"""

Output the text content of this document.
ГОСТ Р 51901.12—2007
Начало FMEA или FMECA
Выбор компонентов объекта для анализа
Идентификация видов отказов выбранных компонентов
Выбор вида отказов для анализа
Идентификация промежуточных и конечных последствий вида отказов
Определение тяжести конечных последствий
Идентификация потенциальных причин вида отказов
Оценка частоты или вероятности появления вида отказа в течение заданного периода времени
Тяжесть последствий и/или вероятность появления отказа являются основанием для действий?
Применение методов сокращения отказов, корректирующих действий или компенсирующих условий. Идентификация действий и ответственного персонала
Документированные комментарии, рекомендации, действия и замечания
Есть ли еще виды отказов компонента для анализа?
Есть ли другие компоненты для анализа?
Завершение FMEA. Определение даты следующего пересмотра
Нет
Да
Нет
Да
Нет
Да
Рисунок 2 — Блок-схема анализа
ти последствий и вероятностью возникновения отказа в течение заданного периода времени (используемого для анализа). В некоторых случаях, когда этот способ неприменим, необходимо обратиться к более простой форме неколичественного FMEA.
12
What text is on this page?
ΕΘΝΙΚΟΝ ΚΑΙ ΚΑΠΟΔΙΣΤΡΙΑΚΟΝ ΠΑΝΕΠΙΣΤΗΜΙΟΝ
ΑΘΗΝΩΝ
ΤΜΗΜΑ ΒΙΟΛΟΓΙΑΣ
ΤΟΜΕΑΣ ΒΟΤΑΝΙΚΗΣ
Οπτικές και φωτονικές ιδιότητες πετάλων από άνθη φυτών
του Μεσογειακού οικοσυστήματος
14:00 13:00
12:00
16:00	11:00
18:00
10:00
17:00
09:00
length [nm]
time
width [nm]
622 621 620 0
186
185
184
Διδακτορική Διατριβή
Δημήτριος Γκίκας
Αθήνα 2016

"""

Transcribe each entry exactly.

## [Solution below]
Output the text content of this document.
ГОСТ Р 51901.12—2007
Начало FMEA или FMECA
Выбор компонентов объекта для анализа
Идентификация видов отказов выбранных компонентов
Выбор вида отказов для анализа
Идентификация промежуточных и конечных последствий вида отказов
Определение тяжести конечных последствий
Идентификация потенциальных причин вида отказов
Оценка частоты или вероятности появления вида отказа в течение заданного периода времени
Тяжесть последствий и/или вероятность появления отказа являются основанием для действий?
Применение методов сокращения отказов, корректирующих действий или компенсирующих условий. Идентификация действий и ответственного персонала
Документированные комментарии, рекомендации, действия и замечания
Есть ли еще виды отказов компонента для анализа?
Есть ли другие компоненты для анализа?
Завершение FMEA. Определение даты следующего пересмотра
Нет
Да
Нет
Да
Нет
Да
Рисунок 2 — Блок-схема анализа
ти последствий и вероятностью возникновения отказа в течение заданного периода времени (используемого для анализа). В некоторых случаях, когда этот способ неприменим, необходимо обратиться к более простой форме неколичественного FMEA.
12
What text is on this page?
ΕΘΝΙΚΟΝ ΚΑΙ ΚΑΠΟΔΙΣΤΡΙΑΚΟΝ ΠΑΝΕΠΙΣΤΗΜΙΟΝ
ΑΘΗΝΩΝ
ΤΜΗΜΑ ΒΙΟΛΟΓΙΑΣ
ΤΟΜΕΑΣ ΒΟΤΑΝΙΚΗΣ
Οπτικές και φωτονικές ιδιότητες πετάλων από άνθη φυτών
του Μεσογειακού οικοσυστήματος
14:00 13:00
12:00
16:00	11:00
18:00
10:00
17:00
09:00
length [nm]
time
width [nm]
622 621 620 0
186
185
184
Διδακτορική Διατριβή
Δημήτριος Γκίκας
Αθήνα 2016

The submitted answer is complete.